§ Raw data

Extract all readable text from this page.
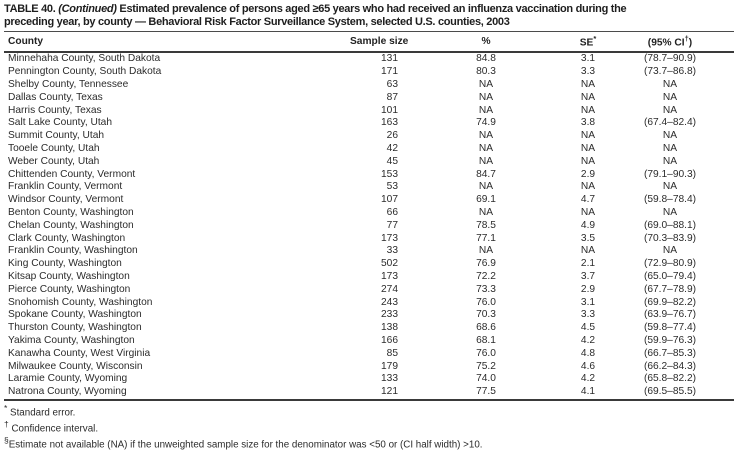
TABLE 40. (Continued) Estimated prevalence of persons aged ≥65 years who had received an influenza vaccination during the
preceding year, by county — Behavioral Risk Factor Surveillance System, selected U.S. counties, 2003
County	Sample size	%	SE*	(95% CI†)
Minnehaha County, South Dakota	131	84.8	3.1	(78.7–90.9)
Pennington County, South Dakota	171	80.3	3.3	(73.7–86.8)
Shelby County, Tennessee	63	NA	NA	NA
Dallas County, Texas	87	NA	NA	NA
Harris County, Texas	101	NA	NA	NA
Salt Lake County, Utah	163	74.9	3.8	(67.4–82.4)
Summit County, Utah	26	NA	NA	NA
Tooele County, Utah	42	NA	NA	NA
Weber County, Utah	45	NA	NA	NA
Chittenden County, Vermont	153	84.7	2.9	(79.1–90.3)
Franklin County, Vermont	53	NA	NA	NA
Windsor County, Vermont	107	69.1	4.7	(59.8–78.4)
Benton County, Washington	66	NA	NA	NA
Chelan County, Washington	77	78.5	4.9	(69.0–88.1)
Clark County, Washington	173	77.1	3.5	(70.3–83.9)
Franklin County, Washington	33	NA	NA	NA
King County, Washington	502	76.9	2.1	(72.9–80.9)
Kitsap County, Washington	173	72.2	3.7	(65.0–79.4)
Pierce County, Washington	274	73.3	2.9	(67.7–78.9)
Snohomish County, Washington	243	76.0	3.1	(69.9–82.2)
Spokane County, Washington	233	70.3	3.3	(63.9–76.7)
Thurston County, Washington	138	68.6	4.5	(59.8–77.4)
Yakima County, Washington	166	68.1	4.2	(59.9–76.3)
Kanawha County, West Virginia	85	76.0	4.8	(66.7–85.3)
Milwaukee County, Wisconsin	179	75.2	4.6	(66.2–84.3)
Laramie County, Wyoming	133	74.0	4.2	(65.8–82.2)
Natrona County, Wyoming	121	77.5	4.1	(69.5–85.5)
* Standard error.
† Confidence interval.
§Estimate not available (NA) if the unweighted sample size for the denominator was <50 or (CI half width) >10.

* * *

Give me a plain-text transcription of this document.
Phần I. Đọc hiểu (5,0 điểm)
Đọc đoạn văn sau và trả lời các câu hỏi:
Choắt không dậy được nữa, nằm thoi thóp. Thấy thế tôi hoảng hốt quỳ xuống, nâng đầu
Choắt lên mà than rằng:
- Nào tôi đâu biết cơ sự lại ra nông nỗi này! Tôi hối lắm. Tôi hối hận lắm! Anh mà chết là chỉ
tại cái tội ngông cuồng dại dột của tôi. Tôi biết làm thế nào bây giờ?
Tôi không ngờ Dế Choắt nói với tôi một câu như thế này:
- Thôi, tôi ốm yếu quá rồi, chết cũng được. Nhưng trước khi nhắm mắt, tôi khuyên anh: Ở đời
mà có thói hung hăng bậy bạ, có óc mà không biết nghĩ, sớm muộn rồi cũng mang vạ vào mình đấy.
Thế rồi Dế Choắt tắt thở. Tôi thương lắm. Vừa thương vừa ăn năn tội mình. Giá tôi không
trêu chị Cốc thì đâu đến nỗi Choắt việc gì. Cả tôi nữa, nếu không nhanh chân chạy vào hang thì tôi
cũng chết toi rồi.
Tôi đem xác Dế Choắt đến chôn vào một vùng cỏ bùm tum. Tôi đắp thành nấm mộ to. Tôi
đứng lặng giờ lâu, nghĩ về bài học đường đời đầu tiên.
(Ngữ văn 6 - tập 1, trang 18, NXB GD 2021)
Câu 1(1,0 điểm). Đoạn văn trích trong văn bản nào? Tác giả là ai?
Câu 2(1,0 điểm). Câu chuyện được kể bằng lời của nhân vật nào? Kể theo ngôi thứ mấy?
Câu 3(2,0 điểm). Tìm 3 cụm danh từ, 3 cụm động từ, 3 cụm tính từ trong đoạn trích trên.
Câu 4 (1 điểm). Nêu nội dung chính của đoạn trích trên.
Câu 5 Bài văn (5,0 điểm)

§ Task instructions
Collect the lines of the data that carry the word "mình".

§ Solution to this problem
mà có thói hung hăng bậy bạ, có óc mà không biết nghĩ, sớm muộn rồi cũng mang vạ vào mình đấy.
Thế rồi Dế Choắt tắt thở. Tôi thương lắm. Vừa thương vừa ăn năn tội mình. Giá tôi không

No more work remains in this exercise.